▸ Problem statement:
Every line that contains the word "Fabric" should be copied out.

(Data tied to figure images)
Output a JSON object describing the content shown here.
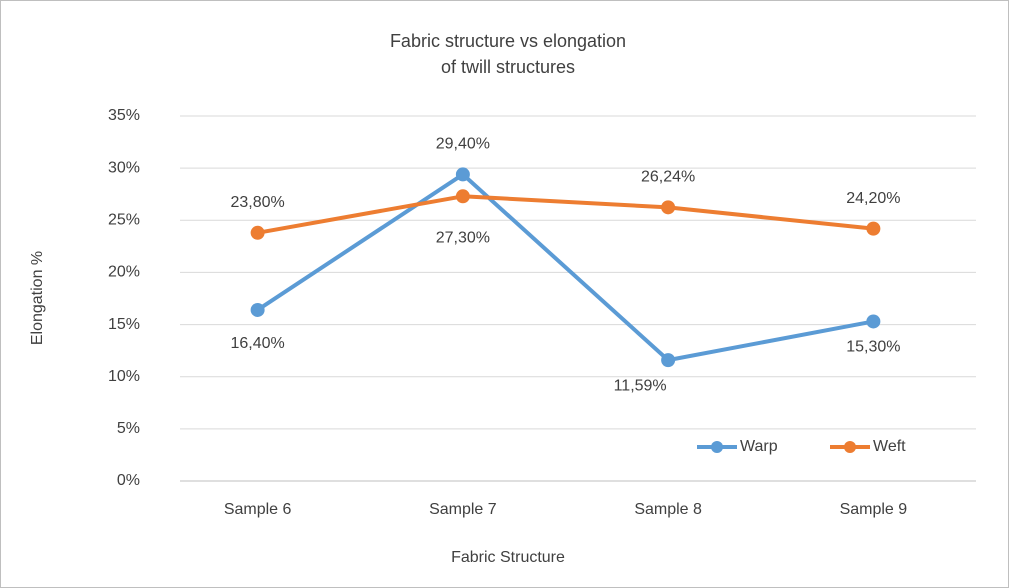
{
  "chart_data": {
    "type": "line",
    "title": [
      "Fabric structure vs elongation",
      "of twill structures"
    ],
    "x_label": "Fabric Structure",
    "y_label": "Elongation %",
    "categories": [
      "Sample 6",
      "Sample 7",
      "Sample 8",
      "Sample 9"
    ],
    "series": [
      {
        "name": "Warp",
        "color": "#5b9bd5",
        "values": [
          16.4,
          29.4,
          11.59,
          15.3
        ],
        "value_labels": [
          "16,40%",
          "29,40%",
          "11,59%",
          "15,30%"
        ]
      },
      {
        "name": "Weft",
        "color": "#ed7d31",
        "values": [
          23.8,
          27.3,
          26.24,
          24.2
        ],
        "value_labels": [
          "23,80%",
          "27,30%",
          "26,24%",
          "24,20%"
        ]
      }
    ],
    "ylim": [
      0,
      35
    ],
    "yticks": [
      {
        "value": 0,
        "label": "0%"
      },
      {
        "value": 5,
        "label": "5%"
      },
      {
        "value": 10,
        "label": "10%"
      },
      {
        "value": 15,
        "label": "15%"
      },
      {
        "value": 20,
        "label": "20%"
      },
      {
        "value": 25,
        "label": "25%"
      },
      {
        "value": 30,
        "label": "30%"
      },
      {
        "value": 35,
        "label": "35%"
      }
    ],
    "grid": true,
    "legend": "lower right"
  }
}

▸ Problem solution:
      "Fabric structure vs elongation",
    "x_label": "Fabric Structure",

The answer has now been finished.